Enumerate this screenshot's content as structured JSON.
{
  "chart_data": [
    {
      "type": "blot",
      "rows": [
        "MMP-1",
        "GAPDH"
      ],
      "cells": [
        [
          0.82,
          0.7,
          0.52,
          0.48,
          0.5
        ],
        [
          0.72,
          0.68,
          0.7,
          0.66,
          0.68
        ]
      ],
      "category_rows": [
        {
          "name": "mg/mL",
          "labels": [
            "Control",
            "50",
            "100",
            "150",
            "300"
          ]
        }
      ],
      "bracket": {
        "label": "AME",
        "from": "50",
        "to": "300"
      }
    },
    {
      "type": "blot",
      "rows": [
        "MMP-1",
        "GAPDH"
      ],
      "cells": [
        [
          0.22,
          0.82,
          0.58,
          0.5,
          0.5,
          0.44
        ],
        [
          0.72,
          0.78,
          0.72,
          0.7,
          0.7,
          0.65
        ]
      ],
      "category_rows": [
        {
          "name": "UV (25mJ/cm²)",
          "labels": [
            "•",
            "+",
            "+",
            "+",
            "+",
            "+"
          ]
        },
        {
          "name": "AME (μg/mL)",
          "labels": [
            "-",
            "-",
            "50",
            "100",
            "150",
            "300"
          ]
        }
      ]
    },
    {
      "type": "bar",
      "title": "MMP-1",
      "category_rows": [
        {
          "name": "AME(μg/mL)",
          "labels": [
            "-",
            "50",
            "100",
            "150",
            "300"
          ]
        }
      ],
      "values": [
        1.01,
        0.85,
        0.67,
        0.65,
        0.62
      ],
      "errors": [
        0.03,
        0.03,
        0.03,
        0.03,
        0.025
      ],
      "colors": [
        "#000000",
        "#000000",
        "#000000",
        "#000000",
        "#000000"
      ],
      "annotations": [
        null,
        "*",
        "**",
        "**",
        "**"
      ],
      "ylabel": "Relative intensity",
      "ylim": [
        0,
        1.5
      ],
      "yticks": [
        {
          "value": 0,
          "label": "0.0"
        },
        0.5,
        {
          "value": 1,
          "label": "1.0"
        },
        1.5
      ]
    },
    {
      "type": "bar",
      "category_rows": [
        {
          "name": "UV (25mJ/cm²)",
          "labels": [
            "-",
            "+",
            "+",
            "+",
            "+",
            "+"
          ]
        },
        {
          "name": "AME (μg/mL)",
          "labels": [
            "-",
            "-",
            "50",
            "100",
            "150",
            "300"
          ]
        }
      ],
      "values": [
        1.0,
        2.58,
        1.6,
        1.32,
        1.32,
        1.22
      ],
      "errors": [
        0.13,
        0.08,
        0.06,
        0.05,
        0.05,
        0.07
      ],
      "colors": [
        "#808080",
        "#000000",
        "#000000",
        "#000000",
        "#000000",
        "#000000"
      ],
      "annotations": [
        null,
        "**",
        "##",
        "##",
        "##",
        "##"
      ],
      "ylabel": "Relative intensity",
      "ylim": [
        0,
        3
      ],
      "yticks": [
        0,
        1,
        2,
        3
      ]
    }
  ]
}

·····

# [Stated goal]
Extract each line of the material exactly as it stands.

# [Answer for this exercise]
Enumerate this screenshot's content as structured JSON.
{
  "chart_data": [
    {
      "type": "blot",
      "rows": [
        "MMP-1",
        "GAPDH"
      ],
      "cells": [
        [
          0.82,
          0.7,
          0.52,
          0.48,
          0.5
        ],
        [
          0.72,
          0.68,
          0.7,
          0.66,
          0.68
        ]
      ],
      "category_rows": [
        {
          "name": "mg/mL",
          "labels": [
            "Control",
            "50",
            "100",
            "150",
            "300"
          ]
        }
      ],
      "bracket": {
        "label": "AME",
        "from": "50",
        "to": "300"
      }
    },
    {
      "type": "blot",
      "rows": [
        "MMP-1",
        "GAPDH"
      ],
      "cells": [
        [
          0.22,
          0.82,
          0.58,
          0.5,
          0.5,
          0.44
        ],
        [
          0.72,
          0.78,
          0.72,
          0.7,
          0.7,
          0.65
        ]
      ],
      "category_rows": [
        {
          "name": "UV (25mJ/cm²)",
          "labels": [
            "•",
            "+",
            "+",
            "+",
            "+",
            "+"
          ]
        },
        {
          "name": "AME (μg/mL)",
          "labels": [
            "-",
            "-",
            "50",
            "100",
            "150",
            "300"
          ]
        }
      ]
    },
    {
      "type": "bar",
      "title": "MMP-1",
      "category_rows": [
        {
          "name": "AME(μg/mL)",
          "labels": [
            "-",
            "50",
            "100",
            "150",
            "300"
          ]
        }
      ],
      "values": [
        1.01,
        0.85,
        0.67,
        0.65,
        0.62
      ],
      "errors": [
        0.03,
        0.03,
        0.03,
        0.03,
        0.025
      ],
      "colors": [
        "#000000",
        "#000000",
        "#000000",
        "#000000",
        "#000000"
      ],
      "annotations": [
        null,
        "*",
        "**",
        "**",
        "**"
      ],
      "ylabel": "Relative intensity",
      "ylim": [
        0,
        1.5
      ],
      "yticks": [
        {
          "value": 0,
          "label": "0.0"
        },
        0.5,
        {
          "value": 1,
          "label": "1.0"
        },
        1.5
      ]
    },
    {
      "type": "bar",
      "category_rows": [
        {
          "name": "UV (25mJ/cm²)",
          "labels": [
            "-",
            "+",
            "+",
            "+",
            "+",
            "+"
          ]
        },
        {
          "name": "AME (μg/mL)",
          "labels": [
            "-",
            "-",
            "50",
            "100",
            "150",
            "300"
          ]
        }
      ],
      "values": [
        1.0,
        2.58,
        1.6,
        1.32,
        1.32,
        1.22
      ],
      "errors": [
        0.13,
        0.08,
        0.06,
        0.05,
        0.05,
        0.07
      ],
      "colors": [
        "#808080",
        "#000000",
        "#000000",
        "#000000",
        "#000000",
        "#000000"
      ],
      "annotations": [
        null,
        "**",
        "##",
        "##",
        "##",
        "##"
      ],
      "ylabel": "Relative intensity",
      "ylim": [
        0,
        3
      ],
      "yticks": [
        0,
        1,
        2,
        3
      ]
    }
  ]
}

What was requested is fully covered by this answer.